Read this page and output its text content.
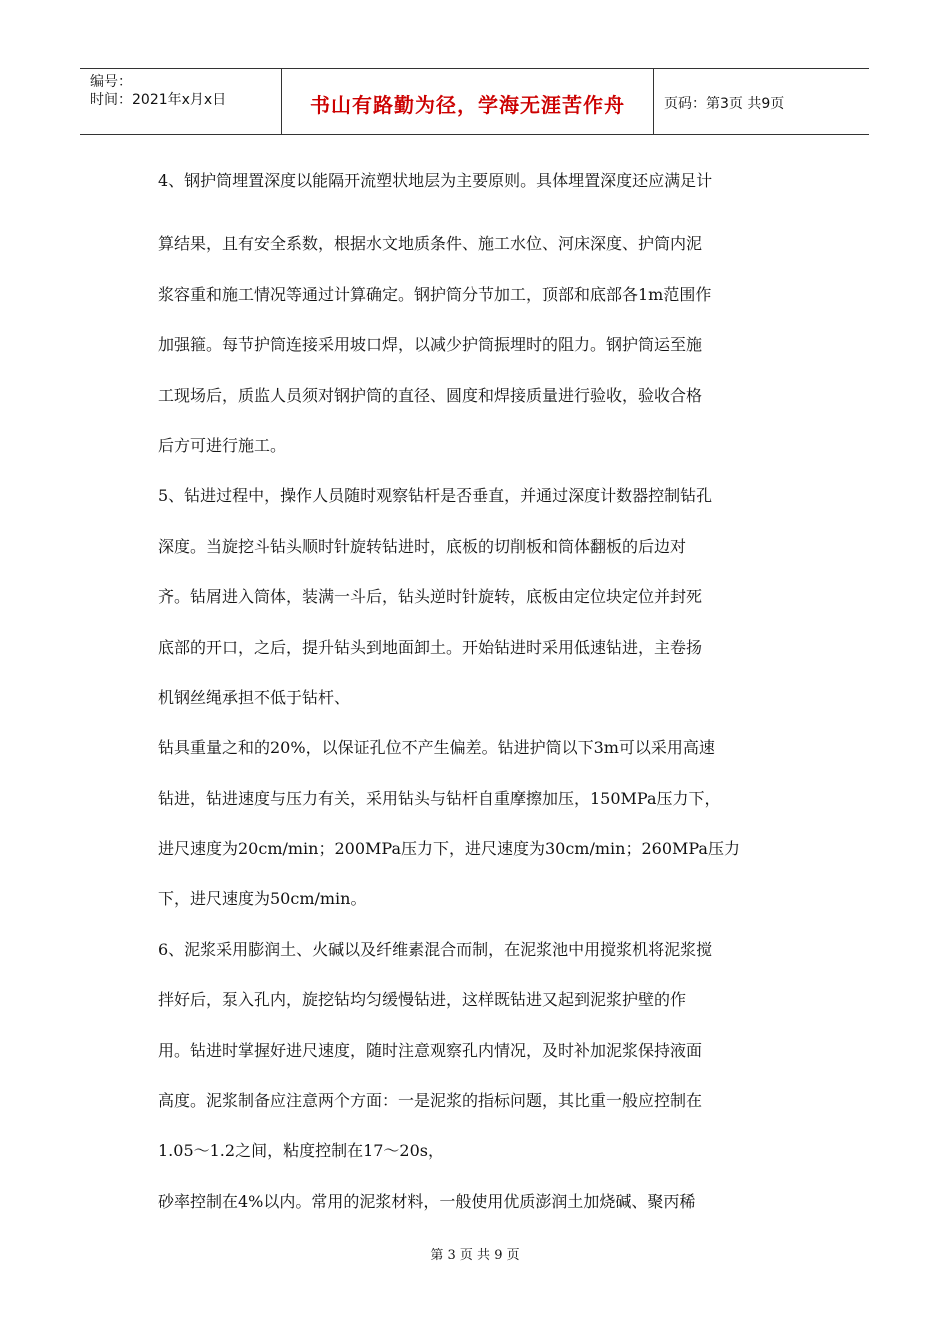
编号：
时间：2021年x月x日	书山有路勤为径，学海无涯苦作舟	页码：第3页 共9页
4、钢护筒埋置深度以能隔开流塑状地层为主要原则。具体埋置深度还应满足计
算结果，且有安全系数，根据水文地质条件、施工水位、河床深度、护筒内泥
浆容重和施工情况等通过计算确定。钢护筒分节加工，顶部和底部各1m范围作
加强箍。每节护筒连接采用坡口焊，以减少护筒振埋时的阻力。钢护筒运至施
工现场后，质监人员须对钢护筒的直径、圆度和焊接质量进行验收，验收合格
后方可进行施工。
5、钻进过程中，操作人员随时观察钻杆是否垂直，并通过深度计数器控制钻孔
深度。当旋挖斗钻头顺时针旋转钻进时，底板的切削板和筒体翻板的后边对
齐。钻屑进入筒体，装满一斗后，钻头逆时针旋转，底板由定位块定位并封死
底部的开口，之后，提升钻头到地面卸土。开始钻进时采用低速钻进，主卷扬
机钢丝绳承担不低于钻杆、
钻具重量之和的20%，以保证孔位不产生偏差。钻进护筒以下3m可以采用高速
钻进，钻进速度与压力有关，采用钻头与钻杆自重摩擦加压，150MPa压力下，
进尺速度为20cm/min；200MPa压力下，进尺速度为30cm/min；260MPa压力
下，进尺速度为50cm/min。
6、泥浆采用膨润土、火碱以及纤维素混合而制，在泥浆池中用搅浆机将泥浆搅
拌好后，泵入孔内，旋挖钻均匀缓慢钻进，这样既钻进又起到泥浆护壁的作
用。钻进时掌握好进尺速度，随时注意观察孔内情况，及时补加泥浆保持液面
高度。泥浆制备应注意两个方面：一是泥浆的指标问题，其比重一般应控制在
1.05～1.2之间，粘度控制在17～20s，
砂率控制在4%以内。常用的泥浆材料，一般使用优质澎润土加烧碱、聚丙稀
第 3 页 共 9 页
━━━━
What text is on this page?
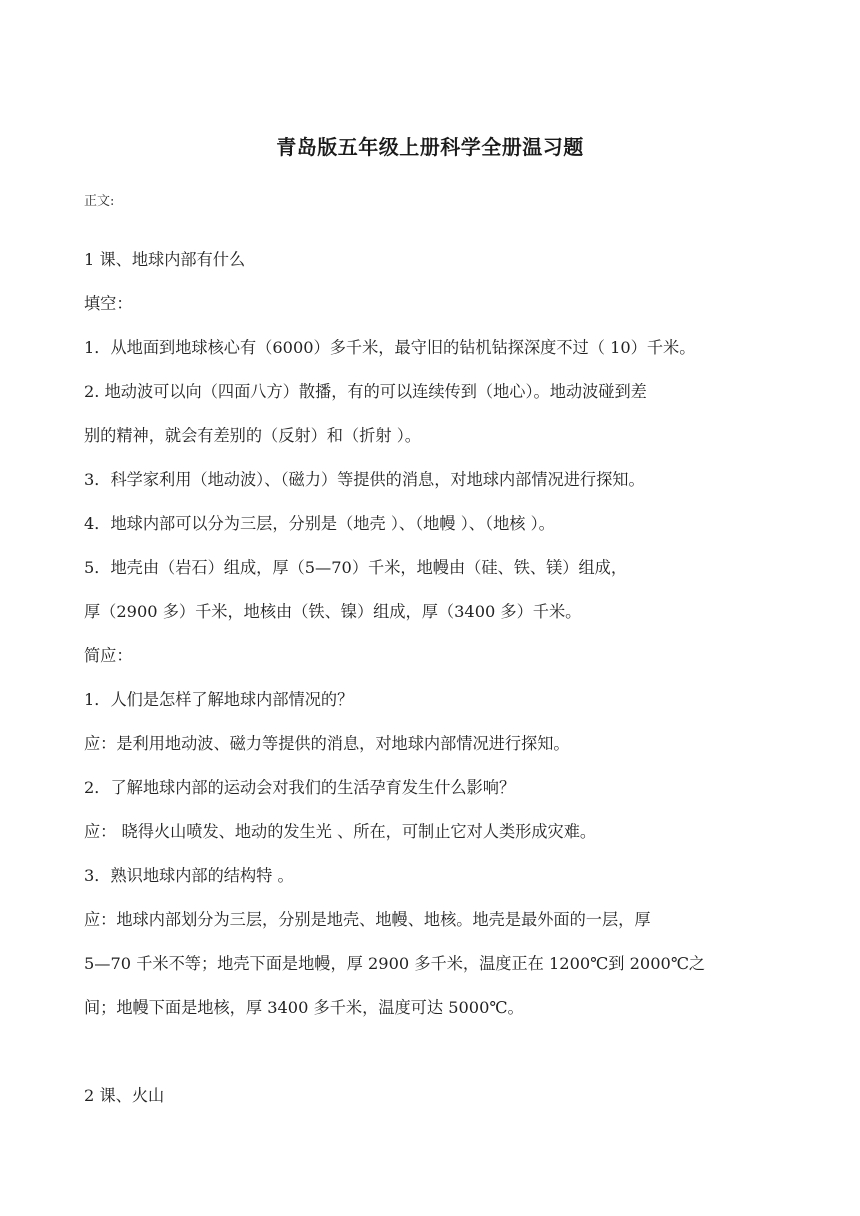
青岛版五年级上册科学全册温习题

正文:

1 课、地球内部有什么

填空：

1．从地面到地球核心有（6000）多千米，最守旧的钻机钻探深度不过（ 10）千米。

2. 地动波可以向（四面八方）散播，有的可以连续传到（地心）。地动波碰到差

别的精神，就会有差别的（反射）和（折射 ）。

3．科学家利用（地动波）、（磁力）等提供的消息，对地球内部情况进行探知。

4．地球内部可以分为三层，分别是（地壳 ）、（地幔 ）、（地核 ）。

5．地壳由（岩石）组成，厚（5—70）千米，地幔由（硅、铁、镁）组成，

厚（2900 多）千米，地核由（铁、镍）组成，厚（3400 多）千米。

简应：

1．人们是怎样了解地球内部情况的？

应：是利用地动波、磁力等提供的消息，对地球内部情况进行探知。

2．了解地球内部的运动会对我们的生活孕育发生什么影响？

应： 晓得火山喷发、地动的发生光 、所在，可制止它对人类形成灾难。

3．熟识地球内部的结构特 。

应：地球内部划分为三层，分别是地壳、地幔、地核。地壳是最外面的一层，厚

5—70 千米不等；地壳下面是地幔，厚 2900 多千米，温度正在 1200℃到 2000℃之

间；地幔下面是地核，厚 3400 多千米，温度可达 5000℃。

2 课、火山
━━━━
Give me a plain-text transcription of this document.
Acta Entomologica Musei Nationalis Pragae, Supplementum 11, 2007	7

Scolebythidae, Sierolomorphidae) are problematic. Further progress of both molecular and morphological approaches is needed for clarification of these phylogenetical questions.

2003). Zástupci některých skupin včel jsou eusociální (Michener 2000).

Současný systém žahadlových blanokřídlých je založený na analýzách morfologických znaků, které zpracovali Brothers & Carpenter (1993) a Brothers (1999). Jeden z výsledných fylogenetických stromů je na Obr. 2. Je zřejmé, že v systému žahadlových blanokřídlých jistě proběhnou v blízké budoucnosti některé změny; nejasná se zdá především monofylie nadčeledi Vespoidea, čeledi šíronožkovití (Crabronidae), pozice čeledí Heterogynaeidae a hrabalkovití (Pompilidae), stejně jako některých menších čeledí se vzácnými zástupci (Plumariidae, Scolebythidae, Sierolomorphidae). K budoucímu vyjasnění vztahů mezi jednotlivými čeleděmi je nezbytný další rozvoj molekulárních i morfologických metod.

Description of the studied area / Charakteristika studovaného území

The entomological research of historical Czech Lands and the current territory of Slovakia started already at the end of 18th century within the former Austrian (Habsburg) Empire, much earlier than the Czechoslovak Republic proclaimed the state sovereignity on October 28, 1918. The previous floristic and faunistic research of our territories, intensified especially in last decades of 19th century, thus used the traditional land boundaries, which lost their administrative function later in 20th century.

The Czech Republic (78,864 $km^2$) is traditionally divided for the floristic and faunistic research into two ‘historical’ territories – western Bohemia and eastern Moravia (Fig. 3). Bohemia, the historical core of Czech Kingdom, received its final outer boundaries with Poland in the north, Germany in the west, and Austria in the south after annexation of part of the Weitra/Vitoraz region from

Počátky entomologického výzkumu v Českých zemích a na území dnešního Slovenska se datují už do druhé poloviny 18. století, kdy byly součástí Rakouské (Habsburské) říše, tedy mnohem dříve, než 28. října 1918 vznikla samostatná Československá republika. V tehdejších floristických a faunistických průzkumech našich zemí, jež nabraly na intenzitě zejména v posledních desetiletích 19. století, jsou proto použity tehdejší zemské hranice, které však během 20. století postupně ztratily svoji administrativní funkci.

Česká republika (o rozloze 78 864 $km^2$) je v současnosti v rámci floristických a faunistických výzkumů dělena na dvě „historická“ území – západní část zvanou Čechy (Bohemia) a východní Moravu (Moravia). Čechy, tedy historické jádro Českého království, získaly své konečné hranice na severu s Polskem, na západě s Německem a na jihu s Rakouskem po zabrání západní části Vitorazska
━━━━
Find the lines containing "page" and list every one of them.

Read this page and output its text content.
What text is on this page?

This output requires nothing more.